-- Records to process start --
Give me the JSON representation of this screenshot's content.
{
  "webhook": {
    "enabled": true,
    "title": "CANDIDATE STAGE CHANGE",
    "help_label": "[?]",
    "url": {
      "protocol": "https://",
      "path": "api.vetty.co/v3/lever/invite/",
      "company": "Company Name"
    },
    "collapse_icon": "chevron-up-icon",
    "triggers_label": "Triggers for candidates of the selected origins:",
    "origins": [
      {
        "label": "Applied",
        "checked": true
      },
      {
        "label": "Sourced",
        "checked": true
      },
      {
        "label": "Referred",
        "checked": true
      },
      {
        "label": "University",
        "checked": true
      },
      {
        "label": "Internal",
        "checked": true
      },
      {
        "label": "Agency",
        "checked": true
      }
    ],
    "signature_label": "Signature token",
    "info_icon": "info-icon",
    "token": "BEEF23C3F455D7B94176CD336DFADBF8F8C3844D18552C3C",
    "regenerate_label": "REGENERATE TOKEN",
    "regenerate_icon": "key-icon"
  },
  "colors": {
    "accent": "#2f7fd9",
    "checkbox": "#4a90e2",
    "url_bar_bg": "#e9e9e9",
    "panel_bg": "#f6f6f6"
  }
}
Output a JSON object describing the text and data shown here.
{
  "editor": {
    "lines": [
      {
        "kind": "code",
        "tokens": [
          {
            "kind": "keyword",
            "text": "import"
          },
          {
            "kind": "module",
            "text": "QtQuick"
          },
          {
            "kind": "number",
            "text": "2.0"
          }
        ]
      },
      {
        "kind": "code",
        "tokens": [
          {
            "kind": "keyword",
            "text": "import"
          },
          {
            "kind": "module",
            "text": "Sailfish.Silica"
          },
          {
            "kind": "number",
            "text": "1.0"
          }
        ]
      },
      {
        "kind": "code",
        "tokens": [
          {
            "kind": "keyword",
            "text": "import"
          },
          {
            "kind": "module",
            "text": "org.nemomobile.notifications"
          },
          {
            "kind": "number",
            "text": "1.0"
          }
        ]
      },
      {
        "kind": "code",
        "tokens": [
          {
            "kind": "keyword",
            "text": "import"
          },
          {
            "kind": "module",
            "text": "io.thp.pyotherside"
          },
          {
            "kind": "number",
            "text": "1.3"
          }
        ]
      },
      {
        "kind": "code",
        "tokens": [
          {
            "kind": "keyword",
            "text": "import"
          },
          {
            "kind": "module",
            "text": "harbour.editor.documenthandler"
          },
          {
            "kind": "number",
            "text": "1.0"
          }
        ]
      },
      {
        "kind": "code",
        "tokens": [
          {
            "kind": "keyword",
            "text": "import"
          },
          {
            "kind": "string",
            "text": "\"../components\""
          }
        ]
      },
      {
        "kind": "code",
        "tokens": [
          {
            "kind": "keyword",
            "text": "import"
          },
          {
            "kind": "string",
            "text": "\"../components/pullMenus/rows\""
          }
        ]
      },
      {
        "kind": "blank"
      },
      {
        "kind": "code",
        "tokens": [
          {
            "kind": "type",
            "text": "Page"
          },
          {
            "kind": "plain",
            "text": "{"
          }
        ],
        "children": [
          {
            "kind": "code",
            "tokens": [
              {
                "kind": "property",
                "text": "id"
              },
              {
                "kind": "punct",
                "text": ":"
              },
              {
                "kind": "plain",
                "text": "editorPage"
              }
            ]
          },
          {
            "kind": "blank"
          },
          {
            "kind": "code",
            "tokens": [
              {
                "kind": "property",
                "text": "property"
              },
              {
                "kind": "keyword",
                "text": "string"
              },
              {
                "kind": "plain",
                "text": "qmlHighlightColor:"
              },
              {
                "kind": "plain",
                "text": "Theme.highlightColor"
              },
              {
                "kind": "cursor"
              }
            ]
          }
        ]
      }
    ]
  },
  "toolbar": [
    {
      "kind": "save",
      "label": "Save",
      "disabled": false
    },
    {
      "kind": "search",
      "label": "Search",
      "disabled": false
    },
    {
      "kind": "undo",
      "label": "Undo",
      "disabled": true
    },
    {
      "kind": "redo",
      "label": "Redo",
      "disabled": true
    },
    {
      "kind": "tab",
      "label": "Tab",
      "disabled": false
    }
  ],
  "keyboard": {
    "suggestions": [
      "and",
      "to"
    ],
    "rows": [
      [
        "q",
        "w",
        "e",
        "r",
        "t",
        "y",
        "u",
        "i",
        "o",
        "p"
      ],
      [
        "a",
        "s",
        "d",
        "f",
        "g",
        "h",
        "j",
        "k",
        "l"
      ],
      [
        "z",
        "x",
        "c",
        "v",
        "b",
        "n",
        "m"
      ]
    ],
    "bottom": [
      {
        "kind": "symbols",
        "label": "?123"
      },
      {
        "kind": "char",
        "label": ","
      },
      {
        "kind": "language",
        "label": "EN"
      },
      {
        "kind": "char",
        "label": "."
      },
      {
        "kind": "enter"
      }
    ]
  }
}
-- Records to process end --
▸ Aim
Each record above should be output again exactly.

▸ Answer for the task
Give me the JSON representation of this screenshot's content.
{
  "webhook": {
    "enabled": true,
    "title": "CANDIDATE STAGE CHANGE",
    "help_label": "[?]",
    "url": {
      "protocol": "https://",
      "path": "api.vetty.co/v3/lever/invite/",
      "company": "Company Name"
    },
    "collapse_icon": "chevron-up-icon",
    "triggers_label": "Triggers for candidates of the selected origins:",
    "origins": [
      {
        "label": "Applied",
        "checked": true
      },
      {
        "label": "Sourced",
        "checked": true
      },
      {
        "label": "Referred",
        "checked": true
      },
      {
        "label": "University",
        "checked": true
      },
      {
        "label": "Internal",
        "checked": true
      },
      {
        "label": "Agency",
        "checked": true
      }
    ],
    "signature_label": "Signature token",
    "info_icon": "info-icon",
    "token": "BEEF23C3F455D7B94176CD336DFADBF8F8C3844D18552C3C",
    "regenerate_label": "REGENERATE TOKEN",
    "regenerate_icon": "key-icon"
  },
  "colors": {
    "accent": "#2f7fd9",
    "checkbox": "#4a90e2",
    "url_bar_bg": "#e9e9e9",
    "panel_bg": "#f6f6f6"
  }
}
Output a JSON object describing the text and data shown here.
{
  "editor": {
    "lines": [
      {
        "kind": "code",
        "tokens": [
          {
            "kind": "keyword",
            "text": "import"
          },
          {
            "kind": "module",
            "text": "QtQuick"
          },
          {
            "kind": "number",
            "text": "2.0"
          }
        ]
      },
      {
        "kind": "code",
        "tokens": [
          {
            "kind": "keyword",
            "text": "import"
          },
          {
            "kind": "module",
            "text": "Sailfish.Silica"
          },
          {
            "kind": "number",
            "text": "1.0"
          }
        ]
      },
      {
        "kind": "code",
        "tokens": [
          {
            "kind": "keyword",
            "text": "import"
          },
          {
            "kind": "module",
            "text": "org.nemomobile.notifications"
          },
          {
            "kind": "number",
            "text": "1.0"
          }
        ]
      },
      {
        "kind": "code",
        "tokens": [
          {
            "kind": "keyword",
            "text": "import"
          },
          {
            "kind": "module",
            "text": "io.thp.pyotherside"
          },
          {
            "kind": "number",
            "text": "1.3"
          }
        ]
      },
      {
        "kind": "code",
        "tokens": [
          {
            "kind": "keyword",
            "text": "import"
          },
          {
            "kind": "module",
            "text": "harbour.editor.documenthandler"
          },
          {
            "kind": "number",
            "text": "1.0"
          }
        ]
      },
      {
        "kind": "code",
        "tokens": [
          {
            "kind": "keyword",
            "text": "import"
          },
          {
            "kind": "string",
            "text": "\"../components\""
          }
        ]
      },
      {
        "kind": "code",
        "tokens": [
          {
            "kind": "keyword",
            "text": "import"
          },
          {
            "kind": "string",
            "text": "\"../components/pullMenus/rows\""
          }
        ]
      },
      {
        "kind": "blank"
      },
      {
        "kind": "code",
        "tokens": [
          {
            "kind": "type",
            "text": "Page"
          },
          {
            "kind": "plain",
            "text": "{"
          }
        ],
        "children": [
          {
            "kind": "code",
            "tokens": [
              {
                "kind": "property",
                "text": "id"
              },
              {
                "kind": "punct",
                "text": ":"
              },
              {
                "kind": "plain",
                "text": "editorPage"
              }
            ]
          },
          {
            "kind": "blank"
          },
          {
            "kind": "code",
            "tokens": [
              {
                "kind": "property",
                "text": "property"
              },
              {
                "kind": "keyword",
                "text": "string"
              },
              {
                "kind": "plain",
                "text": "qmlHighlightColor:"
              },
              {
                "kind": "plain",
                "text": "Theme.highlightColor"
              },
              {
                "kind": "cursor"
              }
            ]
          }
        ]
      }
    ]
  },
  "toolbar": [
    {
      "kind": "save",
      "label": "Save",
      "disabled": false
    },
    {
      "kind": "search",
      "label": "Search",
      "disabled": false
    },
    {
      "kind": "undo",
      "label": "Undo",
      "disabled": true
    },
    {
      "kind": "redo",
      "label": "Redo",
      "disabled": true
    },
    {
      "kind": "tab",
      "label": "Tab",
      "disabled": false
    }
  ],
  "keyboard": {
    "suggestions": [
      "and",
      "to"
    ],
    "rows": [
      [
        "q",
        "w",
        "e",
        "r",
        "t",
        "y",
        "u",
        "i",
        "o",
        "p"
      ],
      [
        "a",
        "s",
        "d",
        "f",
        "g",
        "h",
        "j",
        "k",
        "l"
      ],
      [
        "z",
        "x",
        "c",
        "v",
        "b",
        "n",
        "m"
      ]
    ],
    "bottom": [
      {
        "kind": "symbols",
        "label": "?123"
      },
      {
        "kind": "char",
        "label": ","
      },
      {
        "kind": "language",
        "label": "EN"
      },
      {
        "kind": "char",
        "label": "."
      },
      {
        "kind": "enter"
      }
    ]
  }
}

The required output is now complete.